Extract all lines in the data that contain the word "объектов".

- - -

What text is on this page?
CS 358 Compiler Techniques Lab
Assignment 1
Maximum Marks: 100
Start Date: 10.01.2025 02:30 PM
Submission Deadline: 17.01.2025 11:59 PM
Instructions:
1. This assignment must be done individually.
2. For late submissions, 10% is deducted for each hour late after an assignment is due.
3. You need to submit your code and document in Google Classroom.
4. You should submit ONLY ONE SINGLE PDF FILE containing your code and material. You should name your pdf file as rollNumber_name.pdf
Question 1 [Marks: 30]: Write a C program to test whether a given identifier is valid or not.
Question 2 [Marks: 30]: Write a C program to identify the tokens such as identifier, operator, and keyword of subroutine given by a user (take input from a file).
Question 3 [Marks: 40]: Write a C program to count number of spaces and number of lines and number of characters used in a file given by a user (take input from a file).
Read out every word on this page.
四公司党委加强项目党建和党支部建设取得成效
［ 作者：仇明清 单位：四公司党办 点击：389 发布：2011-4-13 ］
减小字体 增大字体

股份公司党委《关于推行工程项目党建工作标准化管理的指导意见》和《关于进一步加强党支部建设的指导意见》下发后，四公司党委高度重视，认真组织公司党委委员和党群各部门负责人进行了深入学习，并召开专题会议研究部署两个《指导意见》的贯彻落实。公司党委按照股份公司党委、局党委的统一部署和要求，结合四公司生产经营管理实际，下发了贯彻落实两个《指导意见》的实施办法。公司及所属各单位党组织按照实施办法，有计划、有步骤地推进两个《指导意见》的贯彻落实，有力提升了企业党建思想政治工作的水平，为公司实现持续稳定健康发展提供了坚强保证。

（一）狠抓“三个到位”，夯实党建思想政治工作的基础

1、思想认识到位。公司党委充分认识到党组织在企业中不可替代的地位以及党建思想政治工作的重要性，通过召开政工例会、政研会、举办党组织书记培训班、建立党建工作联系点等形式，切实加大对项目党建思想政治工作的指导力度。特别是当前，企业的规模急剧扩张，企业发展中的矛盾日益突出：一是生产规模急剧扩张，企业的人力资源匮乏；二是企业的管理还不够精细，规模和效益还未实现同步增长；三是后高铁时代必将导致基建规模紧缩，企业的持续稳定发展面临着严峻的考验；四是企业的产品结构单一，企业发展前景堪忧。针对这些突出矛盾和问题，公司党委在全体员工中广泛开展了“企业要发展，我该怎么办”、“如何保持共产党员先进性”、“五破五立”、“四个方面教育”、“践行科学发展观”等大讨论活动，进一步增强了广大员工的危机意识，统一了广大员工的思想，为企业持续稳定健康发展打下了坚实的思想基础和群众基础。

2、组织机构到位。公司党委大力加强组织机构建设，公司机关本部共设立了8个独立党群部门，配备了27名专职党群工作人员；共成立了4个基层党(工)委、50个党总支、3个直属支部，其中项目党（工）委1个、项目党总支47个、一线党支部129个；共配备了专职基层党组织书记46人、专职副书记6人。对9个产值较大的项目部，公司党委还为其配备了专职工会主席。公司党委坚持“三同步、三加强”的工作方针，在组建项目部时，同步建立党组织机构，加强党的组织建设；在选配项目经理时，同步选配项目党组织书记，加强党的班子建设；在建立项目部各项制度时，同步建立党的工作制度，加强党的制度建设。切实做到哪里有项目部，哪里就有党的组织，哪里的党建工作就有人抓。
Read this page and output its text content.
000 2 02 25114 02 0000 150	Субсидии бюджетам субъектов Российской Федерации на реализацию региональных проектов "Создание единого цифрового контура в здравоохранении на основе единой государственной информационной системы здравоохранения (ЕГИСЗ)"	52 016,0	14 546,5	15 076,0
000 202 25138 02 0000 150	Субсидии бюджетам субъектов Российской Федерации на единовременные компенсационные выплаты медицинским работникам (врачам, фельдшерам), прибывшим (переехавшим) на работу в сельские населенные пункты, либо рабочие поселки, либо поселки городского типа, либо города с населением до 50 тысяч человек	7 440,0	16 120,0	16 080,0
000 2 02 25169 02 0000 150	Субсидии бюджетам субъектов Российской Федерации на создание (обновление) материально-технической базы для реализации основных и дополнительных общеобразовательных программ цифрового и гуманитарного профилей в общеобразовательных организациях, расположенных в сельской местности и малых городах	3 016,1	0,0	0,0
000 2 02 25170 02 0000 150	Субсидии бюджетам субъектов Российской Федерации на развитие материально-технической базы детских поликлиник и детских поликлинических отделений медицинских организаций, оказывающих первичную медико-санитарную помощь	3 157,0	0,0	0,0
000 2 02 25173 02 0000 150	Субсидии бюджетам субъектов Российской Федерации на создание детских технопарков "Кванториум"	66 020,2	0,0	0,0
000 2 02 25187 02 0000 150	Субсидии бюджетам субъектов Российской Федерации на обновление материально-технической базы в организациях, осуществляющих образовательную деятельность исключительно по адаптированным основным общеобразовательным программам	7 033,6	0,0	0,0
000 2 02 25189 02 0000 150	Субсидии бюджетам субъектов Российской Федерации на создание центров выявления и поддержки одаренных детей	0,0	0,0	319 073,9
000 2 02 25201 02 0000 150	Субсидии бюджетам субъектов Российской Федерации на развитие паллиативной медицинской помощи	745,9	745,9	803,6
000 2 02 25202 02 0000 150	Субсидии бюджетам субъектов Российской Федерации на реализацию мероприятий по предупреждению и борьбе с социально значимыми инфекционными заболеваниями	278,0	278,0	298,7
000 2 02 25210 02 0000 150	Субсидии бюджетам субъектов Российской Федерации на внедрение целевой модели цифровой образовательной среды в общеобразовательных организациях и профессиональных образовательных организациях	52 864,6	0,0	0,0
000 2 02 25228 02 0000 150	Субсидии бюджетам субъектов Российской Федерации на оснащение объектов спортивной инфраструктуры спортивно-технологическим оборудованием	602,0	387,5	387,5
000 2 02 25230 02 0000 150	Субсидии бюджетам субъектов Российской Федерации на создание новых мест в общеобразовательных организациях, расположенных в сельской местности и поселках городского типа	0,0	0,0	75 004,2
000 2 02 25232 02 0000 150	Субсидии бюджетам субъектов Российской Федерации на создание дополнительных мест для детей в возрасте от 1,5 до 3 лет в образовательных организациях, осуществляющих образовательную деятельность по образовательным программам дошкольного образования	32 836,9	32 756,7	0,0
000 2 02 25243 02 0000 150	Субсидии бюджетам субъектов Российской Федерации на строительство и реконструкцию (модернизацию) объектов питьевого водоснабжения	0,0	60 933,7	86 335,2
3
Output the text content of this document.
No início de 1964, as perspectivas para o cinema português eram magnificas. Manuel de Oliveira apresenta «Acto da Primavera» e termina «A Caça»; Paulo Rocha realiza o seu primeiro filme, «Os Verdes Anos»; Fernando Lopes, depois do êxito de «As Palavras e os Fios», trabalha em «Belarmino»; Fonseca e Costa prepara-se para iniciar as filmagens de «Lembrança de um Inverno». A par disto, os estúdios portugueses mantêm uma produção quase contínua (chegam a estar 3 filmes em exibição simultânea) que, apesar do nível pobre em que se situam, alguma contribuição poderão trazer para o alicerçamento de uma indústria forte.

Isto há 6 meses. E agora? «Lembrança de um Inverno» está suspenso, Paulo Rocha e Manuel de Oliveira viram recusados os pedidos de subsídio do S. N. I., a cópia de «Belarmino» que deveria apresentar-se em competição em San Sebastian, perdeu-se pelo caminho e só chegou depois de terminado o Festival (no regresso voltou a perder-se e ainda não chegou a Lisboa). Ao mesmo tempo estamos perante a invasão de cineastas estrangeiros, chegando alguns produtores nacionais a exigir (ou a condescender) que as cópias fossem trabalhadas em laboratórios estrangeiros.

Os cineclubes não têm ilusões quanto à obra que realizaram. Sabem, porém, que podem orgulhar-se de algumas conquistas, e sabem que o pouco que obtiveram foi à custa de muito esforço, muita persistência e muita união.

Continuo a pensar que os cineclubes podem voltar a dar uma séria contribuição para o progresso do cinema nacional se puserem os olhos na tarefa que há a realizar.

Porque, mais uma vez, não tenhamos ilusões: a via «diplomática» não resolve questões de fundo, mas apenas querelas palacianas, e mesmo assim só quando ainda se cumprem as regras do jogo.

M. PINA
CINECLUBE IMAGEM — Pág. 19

- - -

• Completed exercise:
000 2 02 25228 02 0000 150	Субсидии бюджетам субъектов Российской Федерации на оснащение объектов спортивной инфраструктуры спортивно-технологическим оборудованием	602,0	387,5	387,5
000 2 02 25243 02 0000 150	Субсидии бюджетам субъектов Российской Федерации на строительство и реконструкцию (модернизацию) объектов питьевого водоснабжения	0,0	60 933,7	86 335,2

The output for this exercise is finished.